> **Rows from a dataset**:
#####
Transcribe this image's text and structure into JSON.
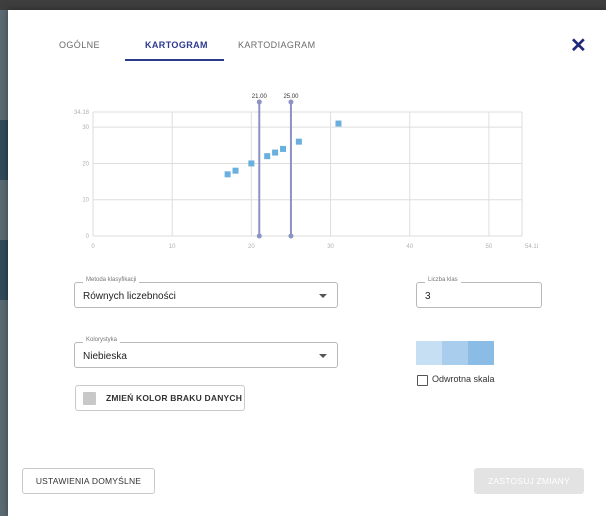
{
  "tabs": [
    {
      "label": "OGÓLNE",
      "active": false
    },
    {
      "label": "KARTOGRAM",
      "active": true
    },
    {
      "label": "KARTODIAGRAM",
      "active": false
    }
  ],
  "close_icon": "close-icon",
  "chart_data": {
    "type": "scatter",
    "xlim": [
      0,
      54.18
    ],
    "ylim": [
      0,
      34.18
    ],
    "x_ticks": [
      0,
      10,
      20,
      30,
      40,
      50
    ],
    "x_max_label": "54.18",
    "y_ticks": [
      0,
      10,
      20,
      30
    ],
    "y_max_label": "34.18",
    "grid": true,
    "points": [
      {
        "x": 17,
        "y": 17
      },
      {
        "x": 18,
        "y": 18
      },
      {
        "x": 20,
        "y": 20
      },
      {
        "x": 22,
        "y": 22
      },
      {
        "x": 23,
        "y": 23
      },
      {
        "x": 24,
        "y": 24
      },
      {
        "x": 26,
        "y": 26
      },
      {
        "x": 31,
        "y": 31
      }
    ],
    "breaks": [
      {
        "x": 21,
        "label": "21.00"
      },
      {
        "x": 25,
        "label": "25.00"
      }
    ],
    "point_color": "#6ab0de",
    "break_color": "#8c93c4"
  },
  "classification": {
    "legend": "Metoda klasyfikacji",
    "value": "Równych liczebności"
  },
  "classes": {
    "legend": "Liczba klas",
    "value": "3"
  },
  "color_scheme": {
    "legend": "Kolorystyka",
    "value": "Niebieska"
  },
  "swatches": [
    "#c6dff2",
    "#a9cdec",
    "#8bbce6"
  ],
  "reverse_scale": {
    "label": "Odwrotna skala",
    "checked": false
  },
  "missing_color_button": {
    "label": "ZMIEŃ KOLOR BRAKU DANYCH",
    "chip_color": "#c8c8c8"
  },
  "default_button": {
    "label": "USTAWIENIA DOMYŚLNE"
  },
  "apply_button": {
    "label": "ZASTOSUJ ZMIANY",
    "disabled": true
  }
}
#####
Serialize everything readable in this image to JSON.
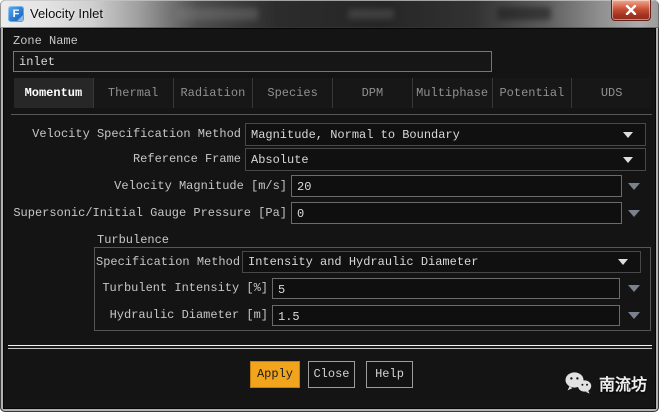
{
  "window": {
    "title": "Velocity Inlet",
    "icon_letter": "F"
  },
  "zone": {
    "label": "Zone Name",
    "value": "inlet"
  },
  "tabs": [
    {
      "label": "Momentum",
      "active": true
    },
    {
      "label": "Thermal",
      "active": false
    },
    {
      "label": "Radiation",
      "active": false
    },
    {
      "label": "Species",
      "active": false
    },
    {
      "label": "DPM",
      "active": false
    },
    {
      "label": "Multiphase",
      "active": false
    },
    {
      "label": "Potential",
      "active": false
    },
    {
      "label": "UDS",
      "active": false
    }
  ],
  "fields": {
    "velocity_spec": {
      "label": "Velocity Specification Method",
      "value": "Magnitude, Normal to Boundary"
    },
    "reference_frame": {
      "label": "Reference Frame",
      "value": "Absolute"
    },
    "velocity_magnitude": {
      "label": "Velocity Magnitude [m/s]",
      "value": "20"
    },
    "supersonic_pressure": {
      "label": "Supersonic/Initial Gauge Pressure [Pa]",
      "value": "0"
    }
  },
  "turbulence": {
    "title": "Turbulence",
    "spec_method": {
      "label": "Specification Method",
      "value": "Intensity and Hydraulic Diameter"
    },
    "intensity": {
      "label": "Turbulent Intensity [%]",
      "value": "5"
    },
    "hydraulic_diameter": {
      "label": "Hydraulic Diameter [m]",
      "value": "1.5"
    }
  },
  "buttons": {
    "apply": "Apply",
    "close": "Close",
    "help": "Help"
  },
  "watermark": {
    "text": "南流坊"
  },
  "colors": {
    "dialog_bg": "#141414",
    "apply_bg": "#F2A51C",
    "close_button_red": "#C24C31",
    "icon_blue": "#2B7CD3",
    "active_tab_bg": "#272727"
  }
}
#####
For the data above, state how many lines contain "true"; the number is the whole answer.

4